▸ AIM
Filter the lines below, copying only those with the string "Accuracy".

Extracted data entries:
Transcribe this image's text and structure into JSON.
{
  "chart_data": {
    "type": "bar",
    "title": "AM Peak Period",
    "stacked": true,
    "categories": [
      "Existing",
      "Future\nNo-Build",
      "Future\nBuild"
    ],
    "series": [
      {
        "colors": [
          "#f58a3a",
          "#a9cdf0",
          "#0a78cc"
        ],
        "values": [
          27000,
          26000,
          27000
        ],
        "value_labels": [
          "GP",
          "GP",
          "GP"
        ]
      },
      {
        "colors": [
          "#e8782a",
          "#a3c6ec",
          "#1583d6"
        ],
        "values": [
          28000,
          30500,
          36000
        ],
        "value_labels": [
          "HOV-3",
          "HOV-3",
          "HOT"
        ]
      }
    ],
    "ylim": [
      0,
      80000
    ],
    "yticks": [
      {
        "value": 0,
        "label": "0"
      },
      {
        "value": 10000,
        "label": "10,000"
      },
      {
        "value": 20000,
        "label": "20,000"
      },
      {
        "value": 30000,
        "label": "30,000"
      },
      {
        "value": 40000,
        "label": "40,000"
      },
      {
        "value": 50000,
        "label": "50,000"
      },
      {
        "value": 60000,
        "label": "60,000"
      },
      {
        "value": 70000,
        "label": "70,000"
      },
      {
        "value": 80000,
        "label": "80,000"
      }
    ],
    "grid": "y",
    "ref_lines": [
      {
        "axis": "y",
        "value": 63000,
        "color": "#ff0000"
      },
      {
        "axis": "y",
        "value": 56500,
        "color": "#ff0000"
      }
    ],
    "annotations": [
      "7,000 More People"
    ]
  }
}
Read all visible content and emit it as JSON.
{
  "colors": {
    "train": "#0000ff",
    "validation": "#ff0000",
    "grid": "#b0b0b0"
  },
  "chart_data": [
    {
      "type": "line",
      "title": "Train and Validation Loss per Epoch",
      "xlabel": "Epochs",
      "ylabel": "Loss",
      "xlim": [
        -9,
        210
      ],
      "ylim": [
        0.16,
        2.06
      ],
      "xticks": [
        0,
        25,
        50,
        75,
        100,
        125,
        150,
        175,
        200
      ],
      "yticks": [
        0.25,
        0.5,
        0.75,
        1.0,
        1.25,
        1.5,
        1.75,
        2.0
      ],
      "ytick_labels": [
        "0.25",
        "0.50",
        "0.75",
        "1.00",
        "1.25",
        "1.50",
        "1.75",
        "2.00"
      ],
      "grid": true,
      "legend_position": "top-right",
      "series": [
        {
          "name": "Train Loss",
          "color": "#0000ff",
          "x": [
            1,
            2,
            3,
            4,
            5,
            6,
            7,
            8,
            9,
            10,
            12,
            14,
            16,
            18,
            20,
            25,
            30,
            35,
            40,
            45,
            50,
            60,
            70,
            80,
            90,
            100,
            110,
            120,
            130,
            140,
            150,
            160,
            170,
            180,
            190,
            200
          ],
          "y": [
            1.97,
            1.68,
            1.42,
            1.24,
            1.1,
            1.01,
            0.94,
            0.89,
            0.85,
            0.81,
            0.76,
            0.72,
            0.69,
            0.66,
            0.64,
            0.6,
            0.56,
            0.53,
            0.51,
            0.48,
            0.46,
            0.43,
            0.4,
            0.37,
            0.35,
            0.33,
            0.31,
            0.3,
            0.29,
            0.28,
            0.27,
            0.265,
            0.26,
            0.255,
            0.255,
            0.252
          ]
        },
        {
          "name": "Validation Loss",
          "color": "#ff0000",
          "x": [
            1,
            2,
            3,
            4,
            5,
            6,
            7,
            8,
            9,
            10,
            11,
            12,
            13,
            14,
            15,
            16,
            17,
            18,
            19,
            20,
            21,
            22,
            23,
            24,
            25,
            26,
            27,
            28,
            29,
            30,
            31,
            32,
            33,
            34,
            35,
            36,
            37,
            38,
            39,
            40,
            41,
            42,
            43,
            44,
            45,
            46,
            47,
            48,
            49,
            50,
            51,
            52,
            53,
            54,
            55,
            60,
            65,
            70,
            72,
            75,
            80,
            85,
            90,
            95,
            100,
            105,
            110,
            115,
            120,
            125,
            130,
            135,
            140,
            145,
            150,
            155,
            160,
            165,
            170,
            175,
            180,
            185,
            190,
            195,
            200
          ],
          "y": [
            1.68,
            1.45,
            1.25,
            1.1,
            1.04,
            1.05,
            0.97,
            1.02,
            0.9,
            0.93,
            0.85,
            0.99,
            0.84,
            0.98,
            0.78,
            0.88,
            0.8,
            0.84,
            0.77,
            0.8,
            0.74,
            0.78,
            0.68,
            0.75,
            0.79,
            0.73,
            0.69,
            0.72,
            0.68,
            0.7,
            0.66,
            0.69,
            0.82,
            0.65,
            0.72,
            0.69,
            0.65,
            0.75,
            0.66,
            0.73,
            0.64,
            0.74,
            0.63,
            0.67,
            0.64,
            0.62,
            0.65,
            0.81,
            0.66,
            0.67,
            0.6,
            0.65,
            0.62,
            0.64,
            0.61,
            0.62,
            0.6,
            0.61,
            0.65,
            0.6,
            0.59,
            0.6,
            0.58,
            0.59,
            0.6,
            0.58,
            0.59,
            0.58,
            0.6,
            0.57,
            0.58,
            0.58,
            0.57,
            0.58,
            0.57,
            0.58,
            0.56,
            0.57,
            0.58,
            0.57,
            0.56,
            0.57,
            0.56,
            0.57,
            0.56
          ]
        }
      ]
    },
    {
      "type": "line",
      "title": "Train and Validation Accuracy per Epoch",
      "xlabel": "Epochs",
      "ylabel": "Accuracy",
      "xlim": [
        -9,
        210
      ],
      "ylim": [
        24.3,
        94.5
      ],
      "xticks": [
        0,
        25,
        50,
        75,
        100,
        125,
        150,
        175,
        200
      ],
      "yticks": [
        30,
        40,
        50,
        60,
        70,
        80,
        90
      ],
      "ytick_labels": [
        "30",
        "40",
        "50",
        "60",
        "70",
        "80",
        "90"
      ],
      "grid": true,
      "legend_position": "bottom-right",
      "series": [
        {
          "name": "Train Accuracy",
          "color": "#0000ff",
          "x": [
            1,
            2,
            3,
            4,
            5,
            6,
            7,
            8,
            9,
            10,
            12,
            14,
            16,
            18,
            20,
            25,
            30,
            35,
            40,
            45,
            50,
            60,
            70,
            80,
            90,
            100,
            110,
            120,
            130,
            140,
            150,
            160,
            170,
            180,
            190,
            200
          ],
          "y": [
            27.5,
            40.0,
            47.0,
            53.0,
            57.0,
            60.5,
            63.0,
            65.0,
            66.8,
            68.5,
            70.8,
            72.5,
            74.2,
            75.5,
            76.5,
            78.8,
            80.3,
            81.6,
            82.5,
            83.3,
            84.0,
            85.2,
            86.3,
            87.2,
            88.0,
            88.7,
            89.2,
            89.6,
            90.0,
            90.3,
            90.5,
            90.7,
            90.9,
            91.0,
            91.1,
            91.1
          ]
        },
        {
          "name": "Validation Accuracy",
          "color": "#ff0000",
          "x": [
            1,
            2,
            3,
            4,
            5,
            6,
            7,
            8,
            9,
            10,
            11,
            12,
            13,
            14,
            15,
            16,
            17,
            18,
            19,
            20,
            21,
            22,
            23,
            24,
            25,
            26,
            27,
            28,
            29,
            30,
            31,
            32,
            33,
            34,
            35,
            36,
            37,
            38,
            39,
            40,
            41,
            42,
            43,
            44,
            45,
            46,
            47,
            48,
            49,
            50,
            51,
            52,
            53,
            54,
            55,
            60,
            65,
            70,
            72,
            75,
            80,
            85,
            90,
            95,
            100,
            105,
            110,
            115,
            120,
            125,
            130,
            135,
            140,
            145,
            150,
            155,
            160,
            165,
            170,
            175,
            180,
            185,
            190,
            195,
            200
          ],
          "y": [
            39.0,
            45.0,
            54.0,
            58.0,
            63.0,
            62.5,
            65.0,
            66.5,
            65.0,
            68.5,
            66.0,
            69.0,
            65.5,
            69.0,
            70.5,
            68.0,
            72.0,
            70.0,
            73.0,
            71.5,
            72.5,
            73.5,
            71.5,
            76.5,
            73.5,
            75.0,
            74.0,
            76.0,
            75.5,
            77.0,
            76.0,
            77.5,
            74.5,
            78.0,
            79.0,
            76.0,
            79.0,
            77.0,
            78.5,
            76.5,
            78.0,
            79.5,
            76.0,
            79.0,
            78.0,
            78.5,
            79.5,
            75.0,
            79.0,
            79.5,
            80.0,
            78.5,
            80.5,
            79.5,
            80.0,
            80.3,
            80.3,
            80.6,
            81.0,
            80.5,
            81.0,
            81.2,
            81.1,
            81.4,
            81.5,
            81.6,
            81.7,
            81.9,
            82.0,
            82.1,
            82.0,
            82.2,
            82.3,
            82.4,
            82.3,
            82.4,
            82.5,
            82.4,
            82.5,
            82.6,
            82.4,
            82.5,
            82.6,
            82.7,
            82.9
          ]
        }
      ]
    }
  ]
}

▸ PROBLEM SOLUTION
      "title": "Train and Validation Accuracy per Epoch",
      "ylabel": "Accuracy",
          "name": "Train Accuracy",
          "name": "Validation Accuracy",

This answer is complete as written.